---------- PROVIDED DATA
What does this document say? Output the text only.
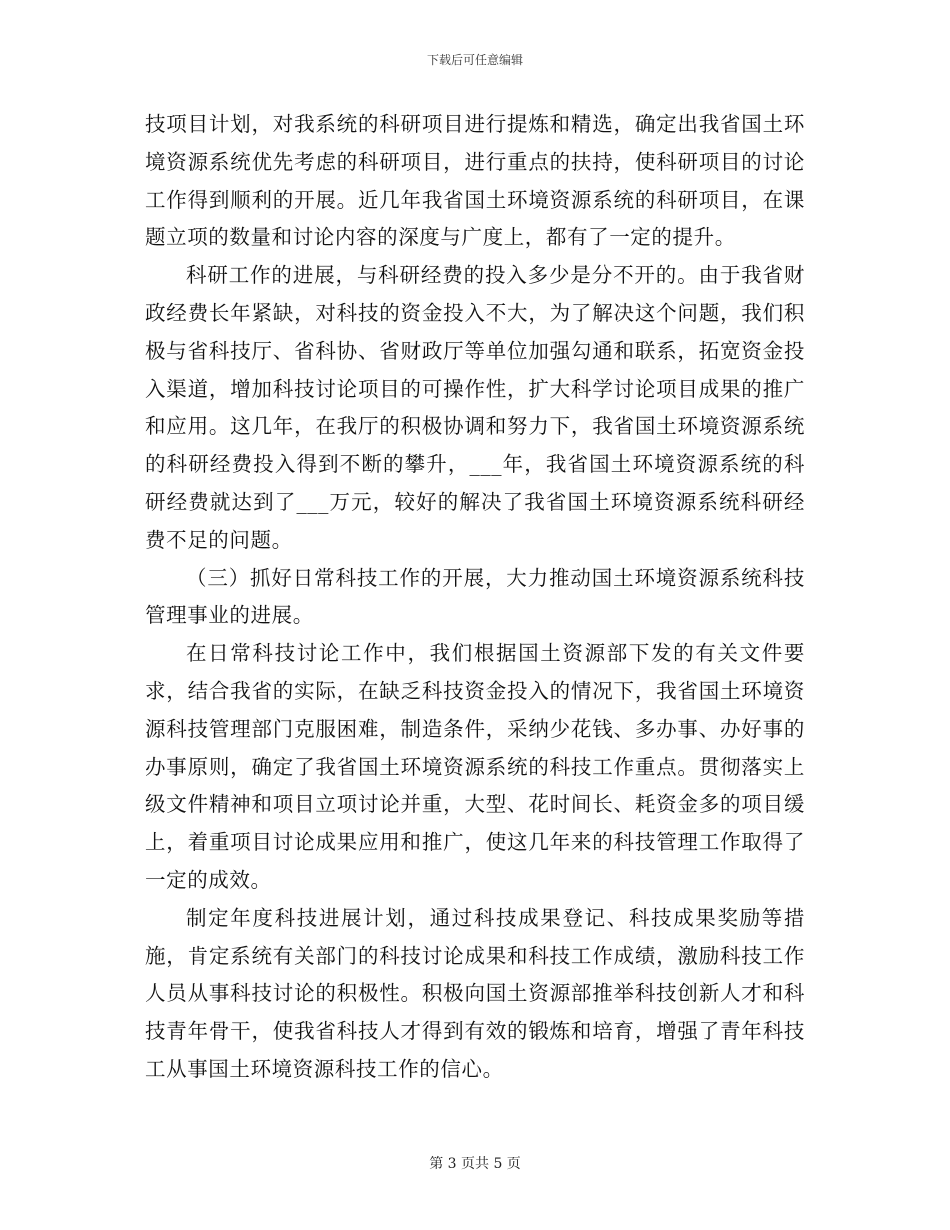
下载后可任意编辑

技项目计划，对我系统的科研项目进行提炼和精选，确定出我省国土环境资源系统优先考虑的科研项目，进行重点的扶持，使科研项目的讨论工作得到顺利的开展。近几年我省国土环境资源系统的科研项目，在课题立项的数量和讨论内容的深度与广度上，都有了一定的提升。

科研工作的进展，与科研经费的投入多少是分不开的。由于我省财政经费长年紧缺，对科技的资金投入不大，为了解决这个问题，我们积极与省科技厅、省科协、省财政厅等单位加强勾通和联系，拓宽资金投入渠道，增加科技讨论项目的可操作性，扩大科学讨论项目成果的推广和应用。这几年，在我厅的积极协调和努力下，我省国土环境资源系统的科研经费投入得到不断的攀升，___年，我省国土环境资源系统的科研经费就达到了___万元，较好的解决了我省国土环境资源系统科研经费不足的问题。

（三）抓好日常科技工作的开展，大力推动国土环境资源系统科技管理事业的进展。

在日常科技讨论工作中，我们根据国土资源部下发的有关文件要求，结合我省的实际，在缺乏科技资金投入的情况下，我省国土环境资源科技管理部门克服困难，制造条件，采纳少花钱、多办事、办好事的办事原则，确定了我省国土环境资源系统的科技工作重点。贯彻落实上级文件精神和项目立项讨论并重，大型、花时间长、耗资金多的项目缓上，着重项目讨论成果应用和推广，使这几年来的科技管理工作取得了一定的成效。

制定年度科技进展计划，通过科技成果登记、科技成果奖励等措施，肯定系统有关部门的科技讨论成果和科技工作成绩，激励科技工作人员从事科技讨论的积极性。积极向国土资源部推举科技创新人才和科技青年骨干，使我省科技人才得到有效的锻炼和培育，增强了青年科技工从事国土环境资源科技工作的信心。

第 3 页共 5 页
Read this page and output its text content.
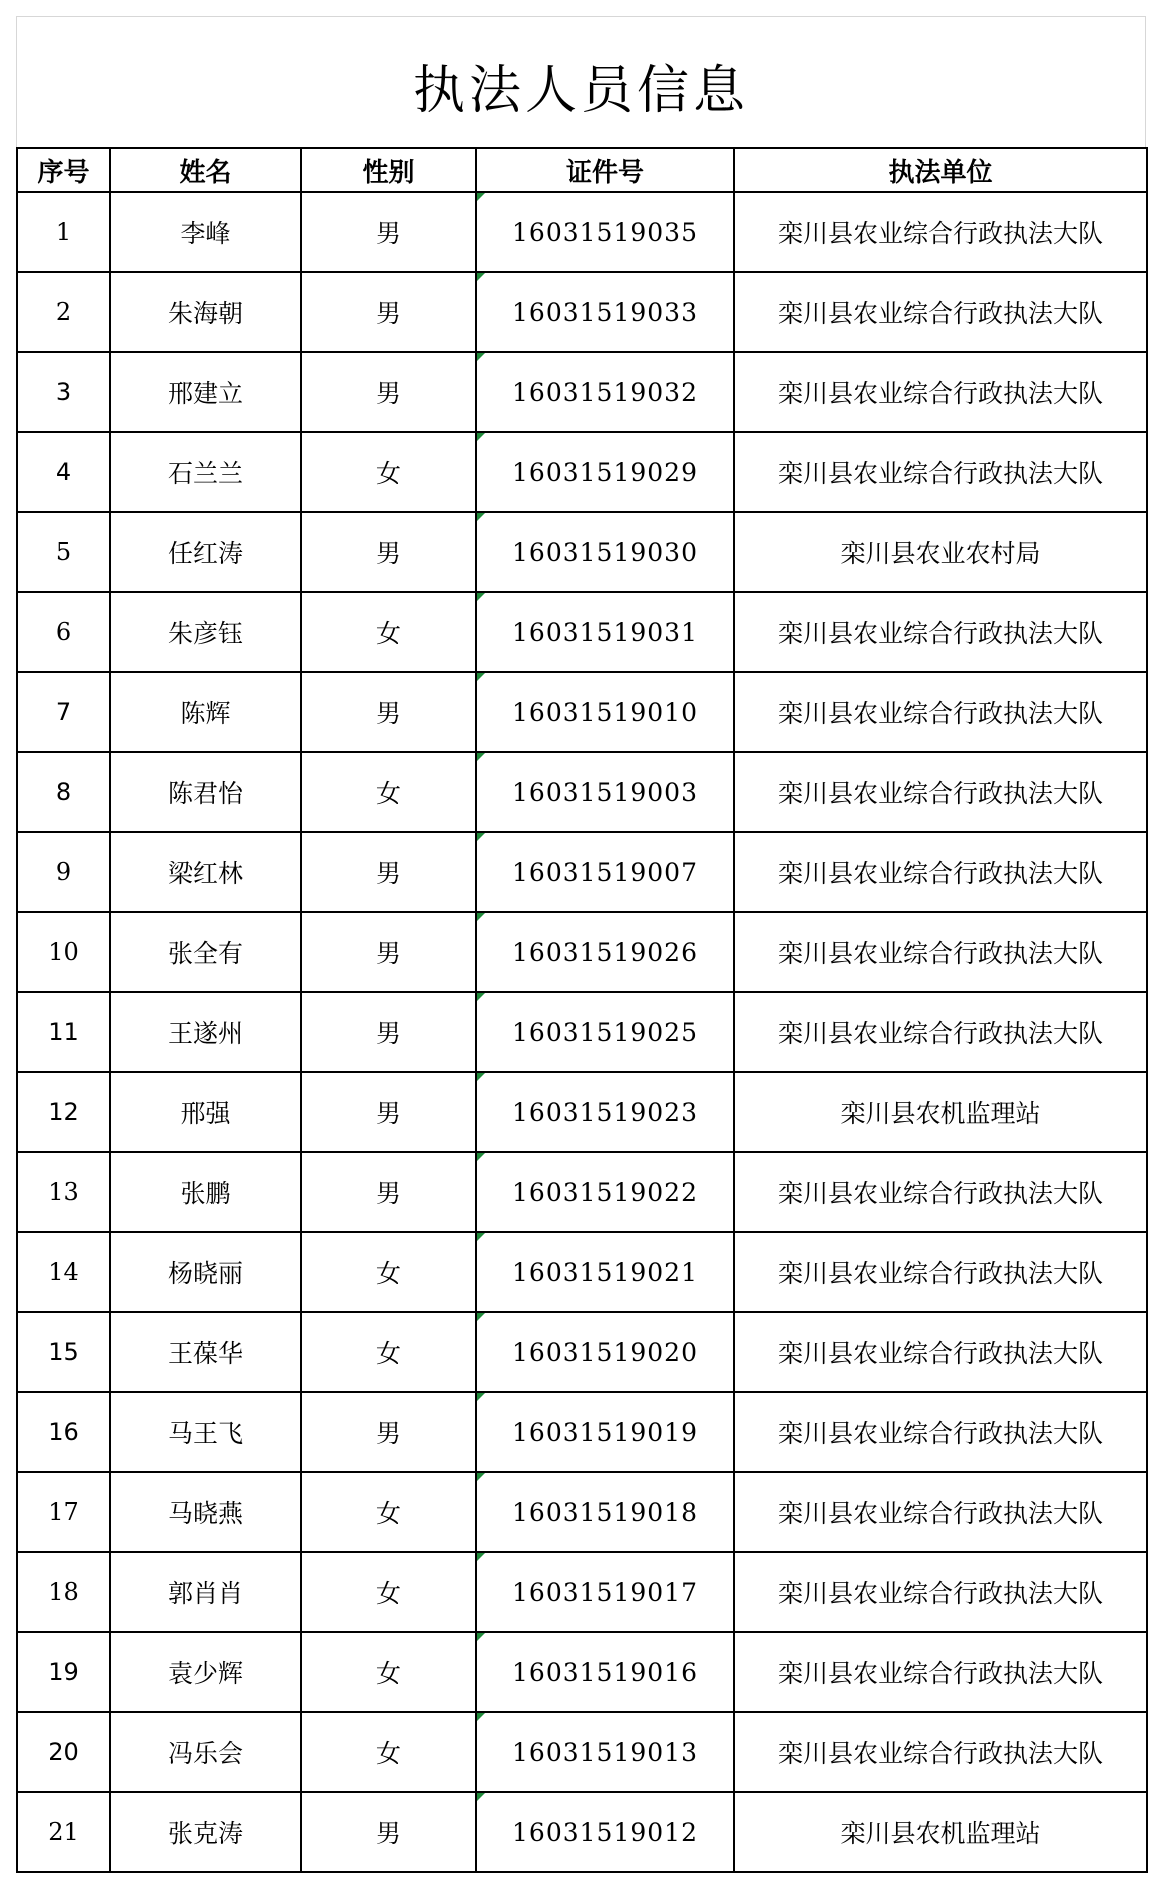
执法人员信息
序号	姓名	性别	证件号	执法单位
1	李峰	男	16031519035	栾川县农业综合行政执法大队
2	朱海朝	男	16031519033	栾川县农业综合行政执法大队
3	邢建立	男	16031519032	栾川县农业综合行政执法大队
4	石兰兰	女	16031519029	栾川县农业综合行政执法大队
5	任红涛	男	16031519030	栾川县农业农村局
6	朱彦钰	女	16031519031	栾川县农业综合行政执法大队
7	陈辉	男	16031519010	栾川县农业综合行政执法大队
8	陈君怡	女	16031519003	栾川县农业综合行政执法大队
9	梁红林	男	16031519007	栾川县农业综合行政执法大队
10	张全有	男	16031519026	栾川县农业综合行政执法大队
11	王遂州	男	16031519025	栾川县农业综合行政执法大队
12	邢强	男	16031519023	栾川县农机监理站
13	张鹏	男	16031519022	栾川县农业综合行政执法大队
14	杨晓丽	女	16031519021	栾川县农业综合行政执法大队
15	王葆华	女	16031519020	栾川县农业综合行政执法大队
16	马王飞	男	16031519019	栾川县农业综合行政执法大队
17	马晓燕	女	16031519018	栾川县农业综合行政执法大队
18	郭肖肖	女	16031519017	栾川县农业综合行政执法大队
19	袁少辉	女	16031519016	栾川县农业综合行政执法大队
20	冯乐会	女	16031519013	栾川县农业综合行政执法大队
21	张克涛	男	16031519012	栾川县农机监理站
--------------------
---------- PROVIDED DATA
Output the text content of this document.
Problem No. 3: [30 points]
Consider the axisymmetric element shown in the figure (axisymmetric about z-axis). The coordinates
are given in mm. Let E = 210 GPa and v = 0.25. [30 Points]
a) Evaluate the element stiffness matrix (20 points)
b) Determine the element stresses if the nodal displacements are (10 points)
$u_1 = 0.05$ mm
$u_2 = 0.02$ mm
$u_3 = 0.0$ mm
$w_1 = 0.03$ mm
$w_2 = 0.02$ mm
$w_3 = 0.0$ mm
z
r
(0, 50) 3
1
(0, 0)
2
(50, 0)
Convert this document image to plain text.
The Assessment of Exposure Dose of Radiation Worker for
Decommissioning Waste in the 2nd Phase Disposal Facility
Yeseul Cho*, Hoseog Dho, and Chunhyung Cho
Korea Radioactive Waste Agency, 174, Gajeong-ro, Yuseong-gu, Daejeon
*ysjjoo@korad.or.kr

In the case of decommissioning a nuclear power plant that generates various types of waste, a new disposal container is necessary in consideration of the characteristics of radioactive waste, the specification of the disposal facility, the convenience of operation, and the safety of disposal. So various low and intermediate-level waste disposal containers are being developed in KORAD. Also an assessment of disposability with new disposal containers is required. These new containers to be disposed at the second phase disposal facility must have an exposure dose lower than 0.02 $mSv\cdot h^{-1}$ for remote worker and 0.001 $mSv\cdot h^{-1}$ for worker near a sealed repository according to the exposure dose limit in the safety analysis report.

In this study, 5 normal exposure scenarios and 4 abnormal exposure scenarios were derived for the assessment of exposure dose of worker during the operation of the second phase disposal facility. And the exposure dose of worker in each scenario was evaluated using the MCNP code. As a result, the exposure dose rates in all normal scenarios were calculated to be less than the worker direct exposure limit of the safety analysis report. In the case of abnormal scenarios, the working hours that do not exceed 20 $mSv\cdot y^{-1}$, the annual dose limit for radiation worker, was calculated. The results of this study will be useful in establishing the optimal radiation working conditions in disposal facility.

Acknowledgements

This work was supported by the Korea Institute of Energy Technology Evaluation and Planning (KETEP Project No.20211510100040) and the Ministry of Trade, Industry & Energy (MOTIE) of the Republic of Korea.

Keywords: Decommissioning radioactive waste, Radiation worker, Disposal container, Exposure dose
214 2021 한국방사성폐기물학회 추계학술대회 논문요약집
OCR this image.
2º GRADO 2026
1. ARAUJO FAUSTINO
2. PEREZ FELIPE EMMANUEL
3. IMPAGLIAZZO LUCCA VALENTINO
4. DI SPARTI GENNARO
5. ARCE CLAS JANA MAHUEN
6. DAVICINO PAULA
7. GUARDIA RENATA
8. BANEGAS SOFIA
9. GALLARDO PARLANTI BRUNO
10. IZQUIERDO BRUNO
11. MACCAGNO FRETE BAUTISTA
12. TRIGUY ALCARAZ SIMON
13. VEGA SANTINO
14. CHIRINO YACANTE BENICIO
--------------------
WHAT IS EXPECTED
Where a line in the material above holds "BRUNO", copy that line.

EXPECTED OUTPUT
9. GALLARDO PARLANTI BRUNO
10. IZQUIERDO BRUNO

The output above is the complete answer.